WORK INSTRUCTIONS: Find the word "Psicológico" in the listing; pull out each line holding it.

## begin THE INPUT

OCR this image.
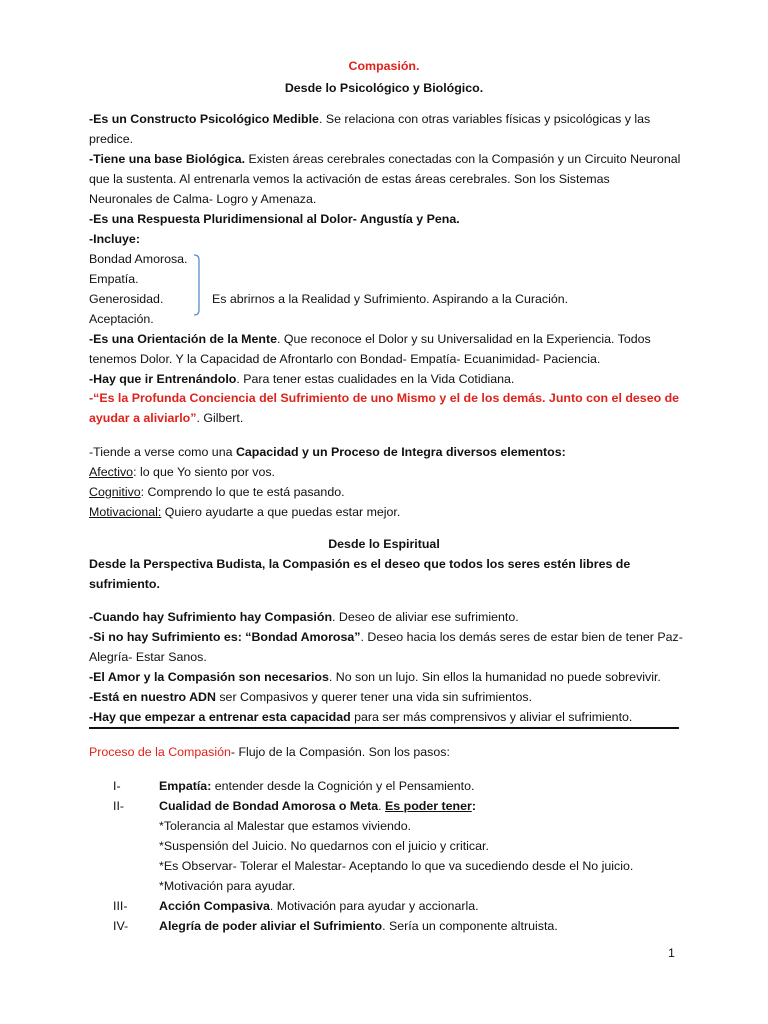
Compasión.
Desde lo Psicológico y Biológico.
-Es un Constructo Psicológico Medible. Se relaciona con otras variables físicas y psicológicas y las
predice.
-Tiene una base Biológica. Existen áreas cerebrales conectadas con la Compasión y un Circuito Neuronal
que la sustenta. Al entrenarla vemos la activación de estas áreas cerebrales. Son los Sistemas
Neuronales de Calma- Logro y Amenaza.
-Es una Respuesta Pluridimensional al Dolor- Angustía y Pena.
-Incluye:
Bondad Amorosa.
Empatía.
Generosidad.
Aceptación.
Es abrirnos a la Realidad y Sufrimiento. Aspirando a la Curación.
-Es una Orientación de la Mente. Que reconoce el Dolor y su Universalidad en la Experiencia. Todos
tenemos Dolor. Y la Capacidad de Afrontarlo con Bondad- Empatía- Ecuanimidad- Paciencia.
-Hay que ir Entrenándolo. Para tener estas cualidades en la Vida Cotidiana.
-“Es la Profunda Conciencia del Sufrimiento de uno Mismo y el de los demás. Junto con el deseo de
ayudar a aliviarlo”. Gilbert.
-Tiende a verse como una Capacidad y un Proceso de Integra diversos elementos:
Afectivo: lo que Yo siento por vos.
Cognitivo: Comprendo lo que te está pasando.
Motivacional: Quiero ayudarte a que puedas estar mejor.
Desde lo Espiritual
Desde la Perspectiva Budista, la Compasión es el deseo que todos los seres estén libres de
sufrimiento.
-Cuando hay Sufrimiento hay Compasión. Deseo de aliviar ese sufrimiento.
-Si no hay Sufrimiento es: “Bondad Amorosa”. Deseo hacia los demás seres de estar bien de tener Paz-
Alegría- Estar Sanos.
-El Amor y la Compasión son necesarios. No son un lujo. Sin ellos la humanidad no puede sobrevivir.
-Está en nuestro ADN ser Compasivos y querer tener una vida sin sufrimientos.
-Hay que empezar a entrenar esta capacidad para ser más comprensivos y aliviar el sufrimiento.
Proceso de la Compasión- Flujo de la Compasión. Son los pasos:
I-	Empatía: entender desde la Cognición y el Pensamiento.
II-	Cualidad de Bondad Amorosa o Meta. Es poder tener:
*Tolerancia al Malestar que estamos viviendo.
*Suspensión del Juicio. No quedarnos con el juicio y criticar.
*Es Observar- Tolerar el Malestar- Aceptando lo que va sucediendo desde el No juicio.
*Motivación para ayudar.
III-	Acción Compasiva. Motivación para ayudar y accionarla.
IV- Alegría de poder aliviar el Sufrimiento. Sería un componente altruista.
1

## end THE INPUT

THE COMPLETED TASK:
Desde lo Psicológico y Biológico.
-Es un Constructo Psicológico Medible. Se relaciona con otras variables físicas y psicológicas y las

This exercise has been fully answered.